## STATED EXERCISE
Report how many lines hold the word "Omaha"; give nothing but the number.

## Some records
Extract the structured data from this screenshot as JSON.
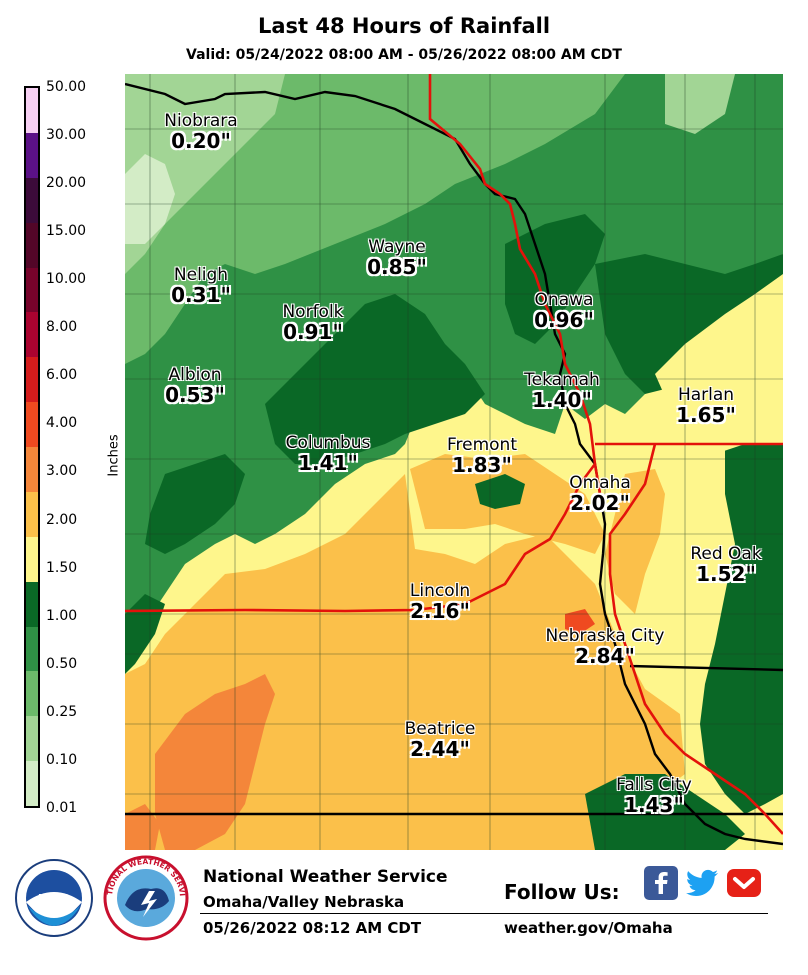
{
  "title": "Last 48 Hours of Rainfall",
  "subtitle": "Valid: 05/24/2022 08:00 AM - 05/26/2022 08:00 AM CDT",
  "legend": {
    "unit": "Inches",
    "labels": [
      "50.00",
      "30.00",
      "20.00",
      "15.00",
      "10.00",
      "8.00",
      "6.00",
      "4.00",
      "3.00",
      "2.00",
      "1.50",
      "1.00",
      "0.50",
      "0.25",
      "0.10",
      "0.01"
    ],
    "colors": [
      "#f7d0f3",
      "#5b1187",
      "#3c0b3a",
      "#530628",
      "#77032b",
      "#aa0330",
      "#d41c1c",
      "#ef4a20",
      "#f4863a",
      "#fbc04a",
      "#fef68c",
      "#0a6826",
      "#2f9145",
      "#6cba6a",
      "#a2d595",
      "#d3ecc6"
    ]
  },
  "cities": [
    {
      "name": "Niobrara",
      "value": "0.20\""
    },
    {
      "name": "Neligh",
      "value": "0.31\""
    },
    {
      "name": "Wayne",
      "value": "0.85\""
    },
    {
      "name": "Norfolk",
      "value": "0.91\""
    },
    {
      "name": "Onawa",
      "value": "0.96\""
    },
    {
      "name": "Albion",
      "value": "0.53\""
    },
    {
      "name": "Tekamah",
      "value": "1.40\""
    },
    {
      "name": "Harlan",
      "value": "1.65\""
    },
    {
      "name": "Columbus",
      "value": "1.41\""
    },
    {
      "name": "Fremont",
      "value": "1.83\""
    },
    {
      "name": "Omaha",
      "value": "2.02\""
    },
    {
      "name": "Red Oak",
      "value": "1.52\""
    },
    {
      "name": "Lincoln",
      "value": "2.16\""
    },
    {
      "name": "Nebraska City",
      "value": "2.84\""
    },
    {
      "name": "Beatrice",
      "value": "2.44\""
    },
    {
      "name": "Falls City",
      "value": "1.43\""
    }
  ],
  "footer": {
    "org": "National Weather Service",
    "office": "Omaha/Valley Nebraska",
    "timestamp": "05/26/2022 08:12 AM CDT",
    "follow": "Follow Us:",
    "url": "weather.gov/Omaha",
    "noaa_logo_text": "NOAA",
    "nws_seal_text": "NATIONAL WEATHER SERVICE"
  },
  "social": [
    "facebook-icon",
    "twitter-icon",
    "youtube-icon"
  ]
}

## THE COMPLETED TASK
3